◆ List of tasks
1. Decide whether each statement below agrees with the car audio forum post. Answer yes or no for each, and quote the words of the post that settle it.
(a) The owner could tell the £100 cable apart from the expensive one.
(b) The writer once floor mounted the Tempo speakers.
(c) The writer wants to take part in the competition.
2. Answer these questions from the car audio forum post below.
(a) How much of the £180,000 install went on cables?
(b) What amp do the writer's Morel Tempo 6's run on?
(c) How many sound engineers took the headphone test, and how many of them were students?
3. Turn the paragraph of the car audio forum post that begins "The only real Audio comparison test" into a short list that keeps its main facts.

I neglected to say that on my friend last install which i was present at) £180,000 install in a rather nice establishment, with £30,000 of that ging on cables. So my friend replaced an £X,XXX RCA cable with a £100 cable and asked the owner to identify which was which. could the customer tell the difference? could he heck!

I'm not here to dispute anyone's hearing or listening preferences, but i was always taught to listen with your ears not your eyes. 

When my friend won first place in a local SQ competition my first thoughts were; do the judges have hearing impairments? My Morel Tempo 6's on an old skool pioneer amp sounds far better than his multiple speaker and tweeter arrangements. To me his car was an SQ enthusiasts nightmare.


I've been contacted by someone who is competing with a very prestigious brand, with a possibly of me helping them with their system in a very minor capacity. Now I've no interest in competing, but i am interested in SQ. 

My only concern was a comment made, (paraphrasing) the team member used the phrase; *the trend is!*

I don't mean to cast a shadow on such competitions, or the people involved, however, I'm not sure what*'trends'* the fashion is now. Tweet-less set ups? back to kick panels installs? I still loved it when I floor mounted my Tempo's. I've heard this comment about _trends_ on more than one occasion. It make me nervous about the whole process. 

I also feel nervous, because this team wants to (in the words of my contact) "go against the trend" does this mean that regardless of how good the system is set up, if it doesn't follow some innovative idea, that a place on the podium is unlikely?

In home audio, I always noticed that there were two groups of people. Group A would listen with their eyes, group B would listen with their ears (for now i won't expand on that). I wonder which group people in car audio fall into?
*
Cable* - Realistically, one side is going to have what ...,. 1, maybe 1.5 meter of extra cable at the most? I think there are many factors in a speaker sounding good or bad, including the quality of cable (but not at £1,000 per metre). As to the length of 1.5 metres difference, unless the people who claim that they can hear a difference are descendants from the planet Krypton, I would say; such differences are inaudible.

The only real Audio comparison test that i did that no one got, was with my Senneihser HD650 headphones, Ray Samuels Hornet 'N' headphone amp, Cardas mini to mini cable. I asked 5 sound engineers 2 students, 3 professionals to spot the difference with varying bit rate of music. Not one identified them correctly, 128, 237 and 320 ... not one!


----------



## SuMb0dY (Oct 23, 2012)

◆ Excerpted data

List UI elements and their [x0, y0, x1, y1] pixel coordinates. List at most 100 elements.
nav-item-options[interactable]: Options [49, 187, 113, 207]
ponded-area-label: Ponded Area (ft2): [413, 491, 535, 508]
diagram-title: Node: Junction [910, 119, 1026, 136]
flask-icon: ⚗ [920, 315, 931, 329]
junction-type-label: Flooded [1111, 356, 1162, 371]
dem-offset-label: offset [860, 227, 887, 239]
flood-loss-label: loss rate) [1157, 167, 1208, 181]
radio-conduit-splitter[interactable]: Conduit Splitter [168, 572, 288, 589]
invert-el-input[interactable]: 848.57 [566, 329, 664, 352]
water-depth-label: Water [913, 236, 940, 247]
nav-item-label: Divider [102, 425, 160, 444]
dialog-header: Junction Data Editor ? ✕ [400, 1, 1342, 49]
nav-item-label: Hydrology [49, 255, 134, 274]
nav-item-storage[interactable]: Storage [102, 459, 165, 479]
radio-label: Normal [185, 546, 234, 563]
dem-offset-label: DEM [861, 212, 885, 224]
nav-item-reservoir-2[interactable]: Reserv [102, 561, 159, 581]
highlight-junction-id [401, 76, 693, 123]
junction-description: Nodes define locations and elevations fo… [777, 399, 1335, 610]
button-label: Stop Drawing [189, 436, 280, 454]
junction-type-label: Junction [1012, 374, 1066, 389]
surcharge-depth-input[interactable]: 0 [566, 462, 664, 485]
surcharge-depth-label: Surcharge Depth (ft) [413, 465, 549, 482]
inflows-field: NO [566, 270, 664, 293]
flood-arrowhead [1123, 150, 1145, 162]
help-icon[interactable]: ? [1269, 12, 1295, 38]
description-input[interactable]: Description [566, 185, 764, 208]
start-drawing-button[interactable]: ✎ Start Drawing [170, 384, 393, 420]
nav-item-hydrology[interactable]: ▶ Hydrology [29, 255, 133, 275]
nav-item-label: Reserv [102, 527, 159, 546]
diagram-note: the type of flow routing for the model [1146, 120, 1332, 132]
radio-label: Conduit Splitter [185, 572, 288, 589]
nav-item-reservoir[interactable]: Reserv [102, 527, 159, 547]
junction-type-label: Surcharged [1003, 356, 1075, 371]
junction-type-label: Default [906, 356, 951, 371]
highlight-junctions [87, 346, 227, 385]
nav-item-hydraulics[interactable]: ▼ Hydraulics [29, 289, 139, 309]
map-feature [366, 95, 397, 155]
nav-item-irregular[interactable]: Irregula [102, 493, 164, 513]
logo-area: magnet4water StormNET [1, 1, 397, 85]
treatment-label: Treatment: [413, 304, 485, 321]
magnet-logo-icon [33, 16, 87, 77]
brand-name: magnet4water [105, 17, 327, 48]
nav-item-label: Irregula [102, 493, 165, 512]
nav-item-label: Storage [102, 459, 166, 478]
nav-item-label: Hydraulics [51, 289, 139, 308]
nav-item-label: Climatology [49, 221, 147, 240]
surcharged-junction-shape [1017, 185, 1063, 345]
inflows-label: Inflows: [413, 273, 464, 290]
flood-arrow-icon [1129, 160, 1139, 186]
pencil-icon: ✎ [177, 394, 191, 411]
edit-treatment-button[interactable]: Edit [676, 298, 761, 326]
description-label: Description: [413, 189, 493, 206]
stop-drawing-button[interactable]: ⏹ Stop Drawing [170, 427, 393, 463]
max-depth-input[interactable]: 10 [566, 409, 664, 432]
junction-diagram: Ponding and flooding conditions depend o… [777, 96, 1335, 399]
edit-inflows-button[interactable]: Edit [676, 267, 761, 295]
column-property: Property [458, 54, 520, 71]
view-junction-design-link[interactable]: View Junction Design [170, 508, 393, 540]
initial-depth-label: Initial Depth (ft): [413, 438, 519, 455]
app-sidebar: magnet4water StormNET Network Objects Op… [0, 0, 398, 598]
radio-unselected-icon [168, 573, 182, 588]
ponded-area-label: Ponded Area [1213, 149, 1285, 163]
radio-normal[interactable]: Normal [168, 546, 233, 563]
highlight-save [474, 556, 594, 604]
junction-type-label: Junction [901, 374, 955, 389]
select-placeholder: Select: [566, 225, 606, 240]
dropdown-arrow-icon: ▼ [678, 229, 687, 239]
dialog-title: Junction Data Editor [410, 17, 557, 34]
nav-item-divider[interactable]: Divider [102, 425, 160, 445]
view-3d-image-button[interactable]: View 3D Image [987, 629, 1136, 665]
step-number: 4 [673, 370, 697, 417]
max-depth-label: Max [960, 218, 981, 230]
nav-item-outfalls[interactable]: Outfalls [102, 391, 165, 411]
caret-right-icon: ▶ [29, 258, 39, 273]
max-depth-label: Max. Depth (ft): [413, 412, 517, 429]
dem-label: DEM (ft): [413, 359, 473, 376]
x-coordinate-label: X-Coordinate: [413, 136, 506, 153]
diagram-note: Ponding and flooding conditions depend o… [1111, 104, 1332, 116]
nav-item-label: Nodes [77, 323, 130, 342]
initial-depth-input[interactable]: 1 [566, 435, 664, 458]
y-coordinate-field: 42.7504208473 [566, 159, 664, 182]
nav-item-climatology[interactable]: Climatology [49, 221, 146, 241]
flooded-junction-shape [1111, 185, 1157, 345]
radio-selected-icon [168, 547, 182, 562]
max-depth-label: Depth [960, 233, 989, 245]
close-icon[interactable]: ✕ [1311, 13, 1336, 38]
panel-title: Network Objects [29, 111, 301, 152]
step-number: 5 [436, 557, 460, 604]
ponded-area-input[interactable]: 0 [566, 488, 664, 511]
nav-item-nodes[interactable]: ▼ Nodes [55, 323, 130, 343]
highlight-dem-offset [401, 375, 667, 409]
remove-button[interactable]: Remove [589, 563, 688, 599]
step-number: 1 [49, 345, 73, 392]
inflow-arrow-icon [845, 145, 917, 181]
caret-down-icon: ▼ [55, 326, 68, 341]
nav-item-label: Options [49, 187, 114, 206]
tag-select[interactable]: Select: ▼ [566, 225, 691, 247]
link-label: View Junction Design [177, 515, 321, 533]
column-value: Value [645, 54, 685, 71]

◆ Exercise answers
1.
(a) No: "could the customer tell the difference? could he heck!"
(b) Yes: "I still loved it when I floor mounted my Tempo's."
(c) No: "Now I've no interest in competing, but i am interested in SQ."

2.
(a) £30,000
(b) An old skool pioneer amp
(c) 5 sound engineers, 2 of them students

3.
- Gear: Senneihser HD650 headphones, a Ray Samuels Hornet 'N' headphone amp and a Cardas mini to mini cable.
- Listeners: 5 sound engineers, 2 students and 3 professionals.
- Test: spot the difference between music at bit rates of 128, 237 and 320.
- Result: not one of them identified the bit rates correctly.